The entries below should be quoted exactly, with no pictures carried over.

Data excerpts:
Start

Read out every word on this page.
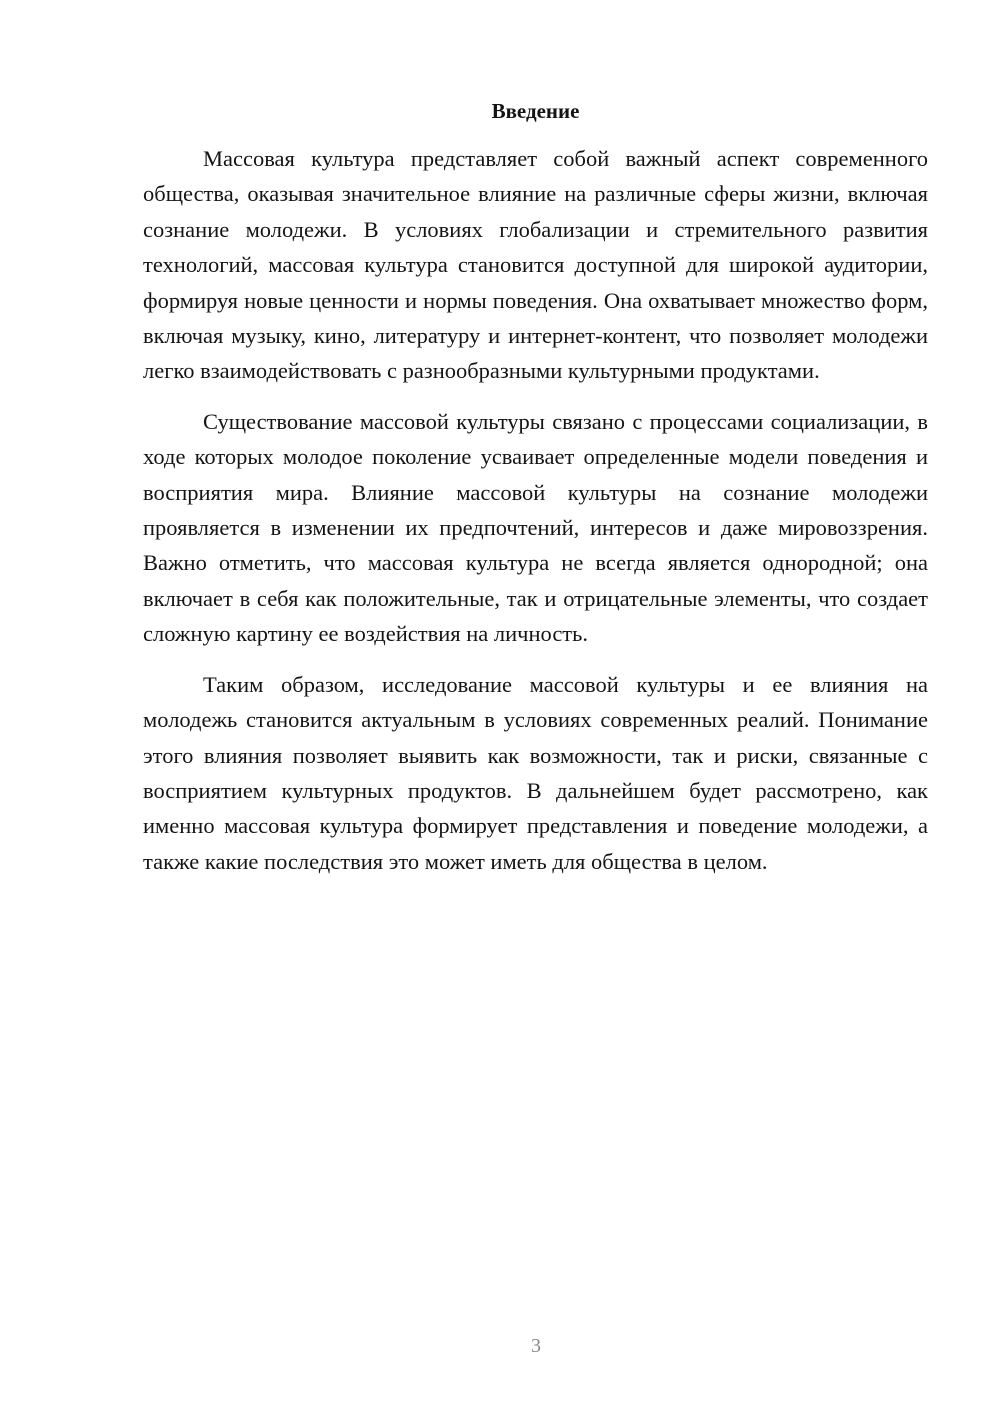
Введение

Массовая культура представляет собой важный аспект современного общества, оказывая значительное влияние на различные сферы жизни, включая сознание молодежи. В условиях глобализации и стремительного развития технологий, массовая культура становится доступной для широкой аудитории, формируя новые ценности и нормы поведения. Она охватывает множество форм, включая музыку, кино, литературу и интернет-контент, что позволяет молодежи легко взаимодействовать с разнообразными культурными продуктами.

Существование массовой культуры связано с процессами социализации, в ходе которых молодое поколение усваивает определенные модели поведения и восприятия мира. Влияние массовой культуры на сознание молодежи проявляется в изменении их предпочтений, интересов и даже мировоззрения. Важно отметить, что массовая культура не всегда является однородной; она включает в себя как положительные, так и отрицательные элементы, что создает сложную картину ее воздействия на личность.

Таким образом, исследование массовой культуры и ее влияния на молодежь становится актуальным в условиях современных реалий. Понимание этого влияния позволяет выявить как возможности, так и риски, связанные с восприятием культурных продуктов. В дальнейшем будет рассмотрено, как именно массовая культура формирует представления и поведение молодежи, а также какие последствия это может иметь для общества в целом.

3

End

§ **REPLY TO THE TASK**
Read out every word on this page.
Введение

Массовая культура представляет собой важный аспект современного общества, оказывая значительное влияние на различные сферы жизни, включая сознание молодежи. В условиях глобализации и стремительного развития технологий, массовая культура становится доступной для широкой аудитории, формируя новые ценности и нормы поведения. Она охватывает множество форм, включая музыку, кино, литературу и интернет-контент, что позволяет молодежи легко взаимодействовать с разнообразными культурными продуктами.

Существование массовой культуры связано с процессами социализации, в ходе которых молодое поколение усваивает определенные модели поведения и восприятия мира. Влияние массовой культуры на сознание молодежи проявляется в изменении их предпочтений, интересов и даже мировоззрения. Важно отметить, что массовая культура не всегда является однородной; она включает в себя как положительные, так и отрицательные элементы, что создает сложную картину ее воздействия на личность.

Таким образом, исследование массовой культуры и ее влияния на молодежь становится актуальным в условиях современных реалий. Понимание этого влияния позволяет выявить как возможности, так и риски, связанные с восприятием культурных продуктов. В дальнейшем будет рассмотрено, как именно массовая культура формирует представления и поведение молодежи, а также какие последствия это может иметь для общества в целом.

3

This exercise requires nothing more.